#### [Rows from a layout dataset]
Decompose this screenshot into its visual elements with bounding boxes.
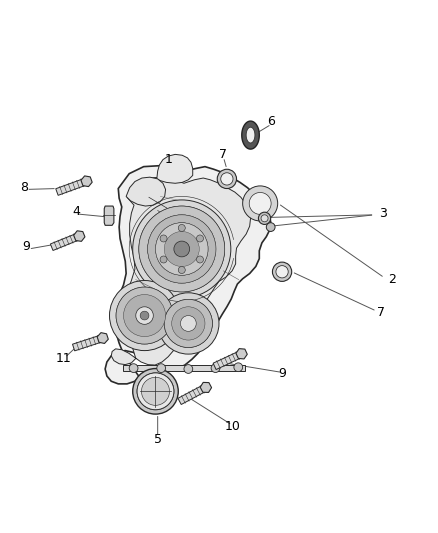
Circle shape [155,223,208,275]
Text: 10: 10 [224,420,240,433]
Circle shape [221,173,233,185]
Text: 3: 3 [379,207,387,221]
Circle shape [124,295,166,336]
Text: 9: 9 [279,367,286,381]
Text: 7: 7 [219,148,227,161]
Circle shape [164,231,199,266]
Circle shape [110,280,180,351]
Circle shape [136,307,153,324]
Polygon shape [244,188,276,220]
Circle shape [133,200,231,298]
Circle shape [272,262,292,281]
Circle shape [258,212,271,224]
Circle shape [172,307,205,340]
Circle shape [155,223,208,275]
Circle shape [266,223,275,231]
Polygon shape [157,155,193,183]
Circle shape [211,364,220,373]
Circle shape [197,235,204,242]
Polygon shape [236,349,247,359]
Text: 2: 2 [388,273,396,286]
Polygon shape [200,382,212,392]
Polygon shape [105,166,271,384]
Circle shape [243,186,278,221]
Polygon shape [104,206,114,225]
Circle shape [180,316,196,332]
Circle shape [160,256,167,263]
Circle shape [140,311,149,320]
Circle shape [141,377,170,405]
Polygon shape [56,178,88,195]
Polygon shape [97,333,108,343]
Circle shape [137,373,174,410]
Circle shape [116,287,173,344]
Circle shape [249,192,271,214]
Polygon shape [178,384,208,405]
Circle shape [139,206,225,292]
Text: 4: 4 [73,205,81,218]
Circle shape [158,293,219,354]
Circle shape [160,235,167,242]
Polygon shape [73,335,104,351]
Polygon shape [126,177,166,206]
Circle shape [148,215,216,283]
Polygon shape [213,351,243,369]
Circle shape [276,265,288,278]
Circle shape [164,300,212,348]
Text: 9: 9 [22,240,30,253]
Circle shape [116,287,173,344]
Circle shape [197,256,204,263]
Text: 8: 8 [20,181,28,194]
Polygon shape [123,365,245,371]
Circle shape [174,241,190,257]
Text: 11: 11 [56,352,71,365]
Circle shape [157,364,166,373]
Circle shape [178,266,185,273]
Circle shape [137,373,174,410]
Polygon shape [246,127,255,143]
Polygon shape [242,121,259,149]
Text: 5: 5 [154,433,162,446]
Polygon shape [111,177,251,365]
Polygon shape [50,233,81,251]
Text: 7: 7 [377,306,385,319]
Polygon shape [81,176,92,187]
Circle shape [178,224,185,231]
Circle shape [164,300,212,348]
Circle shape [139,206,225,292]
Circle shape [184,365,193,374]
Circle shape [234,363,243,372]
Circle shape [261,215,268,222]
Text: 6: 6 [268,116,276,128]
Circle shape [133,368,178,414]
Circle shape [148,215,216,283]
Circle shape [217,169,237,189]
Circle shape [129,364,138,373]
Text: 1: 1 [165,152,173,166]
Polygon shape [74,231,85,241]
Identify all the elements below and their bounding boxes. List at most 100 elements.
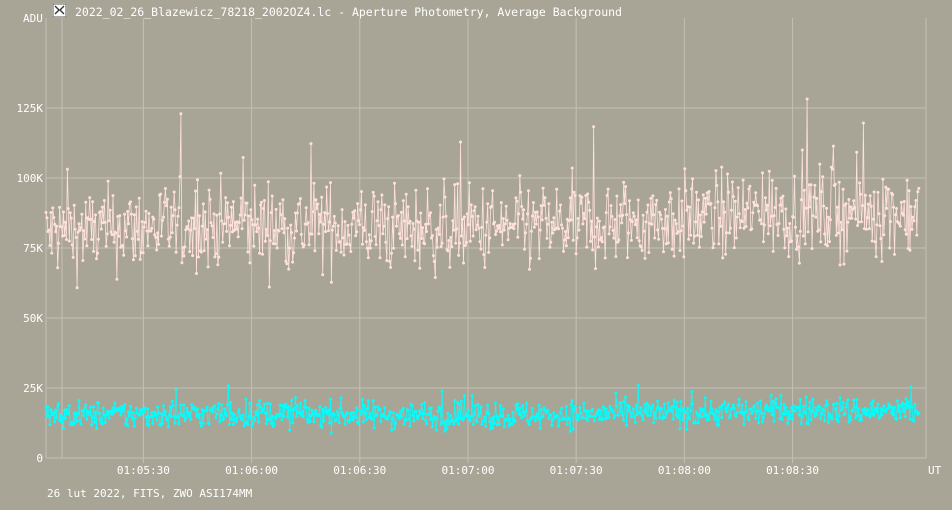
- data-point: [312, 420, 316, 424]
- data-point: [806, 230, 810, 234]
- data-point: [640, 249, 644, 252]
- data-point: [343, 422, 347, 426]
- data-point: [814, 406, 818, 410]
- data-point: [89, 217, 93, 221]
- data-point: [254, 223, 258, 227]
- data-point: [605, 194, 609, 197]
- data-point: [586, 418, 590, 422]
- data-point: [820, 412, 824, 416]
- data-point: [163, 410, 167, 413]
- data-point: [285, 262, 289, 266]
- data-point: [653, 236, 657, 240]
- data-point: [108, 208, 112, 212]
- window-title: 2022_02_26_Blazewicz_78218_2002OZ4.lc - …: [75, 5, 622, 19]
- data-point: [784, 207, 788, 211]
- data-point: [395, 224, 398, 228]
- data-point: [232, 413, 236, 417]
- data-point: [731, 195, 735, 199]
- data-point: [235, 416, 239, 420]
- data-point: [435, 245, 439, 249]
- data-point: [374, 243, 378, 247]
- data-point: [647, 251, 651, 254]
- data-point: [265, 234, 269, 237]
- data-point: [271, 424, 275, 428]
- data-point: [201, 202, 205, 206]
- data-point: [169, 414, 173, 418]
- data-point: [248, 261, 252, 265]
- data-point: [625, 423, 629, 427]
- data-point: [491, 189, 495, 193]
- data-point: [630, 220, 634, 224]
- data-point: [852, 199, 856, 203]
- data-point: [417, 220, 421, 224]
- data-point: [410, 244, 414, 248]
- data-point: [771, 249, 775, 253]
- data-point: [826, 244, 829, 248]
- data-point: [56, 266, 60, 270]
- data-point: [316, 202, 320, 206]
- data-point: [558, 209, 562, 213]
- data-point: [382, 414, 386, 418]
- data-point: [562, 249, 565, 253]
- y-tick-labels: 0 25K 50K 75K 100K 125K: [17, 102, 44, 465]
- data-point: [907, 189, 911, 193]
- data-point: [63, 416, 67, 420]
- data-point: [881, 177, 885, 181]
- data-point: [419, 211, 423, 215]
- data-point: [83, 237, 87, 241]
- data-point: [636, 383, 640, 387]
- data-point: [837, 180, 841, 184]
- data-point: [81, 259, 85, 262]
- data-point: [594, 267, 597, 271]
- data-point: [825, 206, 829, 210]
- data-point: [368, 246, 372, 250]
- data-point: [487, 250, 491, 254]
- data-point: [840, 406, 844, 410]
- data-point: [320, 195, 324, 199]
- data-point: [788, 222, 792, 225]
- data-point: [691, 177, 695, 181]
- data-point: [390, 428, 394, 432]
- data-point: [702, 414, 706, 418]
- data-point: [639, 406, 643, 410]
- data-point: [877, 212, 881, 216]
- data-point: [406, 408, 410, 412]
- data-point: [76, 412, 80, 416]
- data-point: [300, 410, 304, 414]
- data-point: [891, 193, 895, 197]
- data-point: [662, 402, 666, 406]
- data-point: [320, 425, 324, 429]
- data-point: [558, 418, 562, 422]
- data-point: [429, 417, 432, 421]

#### [What you will do]
Can you rewrite all the lines above with every "Circle shape" replaced by "Round shape" and nothing else changed? Leave the pictures out.

#### [Reply to the task]
Decompose this screenshot into its visual elements with bounding boxes.
Round shape [155,223,208,275]
Text: 10: 10 [224,420,240,433]
Round shape [221,173,233,185]
Text: 3: 3 [379,207,387,221]
Round shape [124,295,166,336]
Text: 9: 9 [279,367,286,381]
Text: 7: 7 [219,148,227,161]
Round shape [164,231,199,266]
Round shape [110,280,180,351]
Round shape [136,307,153,324]
Polygon shape [244,188,276,220]
Round shape [133,200,231,298]
Round shape [272,262,292,281]
Round shape [258,212,271,224]
Round shape [172,307,205,340]
Round shape [155,223,208,275]
Round shape [266,223,275,231]
Polygon shape [157,155,193,183]
Round shape [211,364,220,373]
Round shape [197,235,204,242]
Polygon shape [236,349,247,359]
Text: 2: 2 [388,273,396,286]
Polygon shape [200,382,212,392]
Polygon shape [105,166,271,384]
Round shape [243,186,278,221]
Polygon shape [104,206,114,225]
Round shape [180,316,196,332]
Round shape [160,256,167,263]
Round shape [140,311,149,320]
Round shape [141,377,170,405]
Polygon shape [56,178,88,195]
Polygon shape [97,333,108,343]
Round shape [137,373,174,410]
Round shape [116,287,173,344]
Round shape [249,192,271,214]
Polygon shape [178,384,208,405]
Round shape [139,206,225,292]
Text: 4: 4 [73,205,81,218]
Round shape [158,293,219,354]
Round shape [160,235,167,242]
Polygon shape [73,335,104,351]
Polygon shape [126,177,166,206]
Round shape [148,215,216,283]
Polygon shape [213,351,243,369]
Round shape [276,265,288,278]
Round shape [164,300,212,348]
Text: 9: 9 [22,240,30,253]
Round shape [116,287,173,344]
Round shape [197,256,204,263]
Text: 8: 8 [20,181,28,194]
Polygon shape [123,365,245,371]
Round shape [174,241,190,257]
Text: 11: 11 [56,352,71,365]
Round shape [157,364,166,373]
Round shape [178,266,185,273]
Round shape [137,373,174,410]
Polygon shape [246,127,255,143]
Polygon shape [242,121,259,149]
Text: 5: 5 [154,433,162,446]
Polygon shape [111,177,251,365]
Polygon shape [50,233,81,251]
Text: 7: 7 [377,306,385,319]
Polygon shape [81,176,92,187]
Round shape [178,224,185,231]
Round shape [164,300,212,348]
Round shape [139,206,225,292]
Round shape [184,365,193,374]
Round shape [234,363,243,372]
Round shape [261,215,268,222]
Text: 6: 6 [268,116,276,128]
Round shape [133,368,178,414]
Round shape [148,215,216,283]
Round shape [217,169,237,189]
Round shape [129,364,138,373]
Text: 1: 1 [165,152,173,166]
Polygon shape [74,231,85,241]
Identify all the elements below and their bounding boxes. List at most 100 elements.
- data-point: [312, 420, 316, 424]
- data-point: [806, 230, 810, 234]
- data-point: [640, 249, 644, 252]
- data-point: [343, 422, 347, 426]
- data-point: [814, 406, 818, 410]
- data-point: [89, 217, 93, 221]
- data-point: [254, 223, 258, 227]
- data-point: [605, 194, 609, 197]
- data-point: [586, 418, 590, 422]
- data-point: [820, 412, 824, 416]
- data-point: [163, 410, 167, 413]
- data-point: [285, 262, 289, 266]
- data-point: [653, 236, 657, 240]
- data-point: [108, 208, 112, 212]
- window-title: 2022_02_26_Blazewicz_78218_2002OZ4.lc - …: [75, 5, 622, 19]
- data-point: [784, 207, 788, 211]
- data-point: [395, 224, 398, 228]
- data-point: [232, 413, 236, 417]
- data-point: [731, 195, 735, 199]
- data-point: [235, 416, 239, 420]
- data-point: [435, 245, 439, 249]
- data-point: [374, 243, 378, 247]
- data-point: [647, 251, 651, 254]
- data-point: [265, 234, 269, 237]
- data-point: [271, 424, 275, 428]
- data-point: [201, 202, 205, 206]
- data-point: [169, 414, 173, 418]
- data-point: [248, 261, 252, 265]
- data-point: [625, 423, 629, 427]
- data-point: [491, 189, 495, 193]
- data-point: [630, 220, 634, 224]
- data-point: [852, 199, 856, 203]
- data-point: [417, 220, 421, 224]
- data-point: [410, 244, 414, 248]
- data-point: [771, 249, 775, 253]
- data-point: [826, 244, 829, 248]
- data-point: [56, 266, 60, 270]
- data-point: [316, 202, 320, 206]
- data-point: [558, 209, 562, 213]
- data-point: [382, 414, 386, 418]
- data-point: [562, 249, 565, 253]
- y-tick-labels: 0 25K 50K 75K 100K 125K: [17, 102, 44, 465]
- data-point: [907, 189, 911, 193]
- data-point: [63, 416, 67, 420]
- data-point: [881, 177, 885, 181]
- data-point: [419, 211, 423, 215]
- data-point: [83, 237, 87, 241]
- data-point: [636, 383, 640, 387]
- data-point: [837, 180, 841, 184]
- data-point: [81, 259, 85, 262]
- data-point: [594, 267, 597, 271]
- data-point: [825, 206, 829, 210]
- data-point: [368, 246, 372, 250]
- data-point: [487, 250, 491, 254]
- data-point: [840, 406, 844, 410]
- data-point: [320, 195, 324, 199]
- data-point: [788, 222, 792, 225]
- data-point: [691, 177, 695, 181]
- data-point: [390, 428, 394, 432]
- data-point: [702, 414, 706, 418]
- data-point: [639, 406, 643, 410]
- data-point: [877, 212, 881, 216]
- data-point: [406, 408, 410, 412]
- data-point: [76, 412, 80, 416]
- data-point: [300, 410, 304, 414]
- data-point: [891, 193, 895, 197]
- data-point: [662, 402, 666, 406]
- data-point: [320, 425, 324, 429]
- data-point: [558, 418, 562, 422]
- data-point: [429, 417, 432, 421]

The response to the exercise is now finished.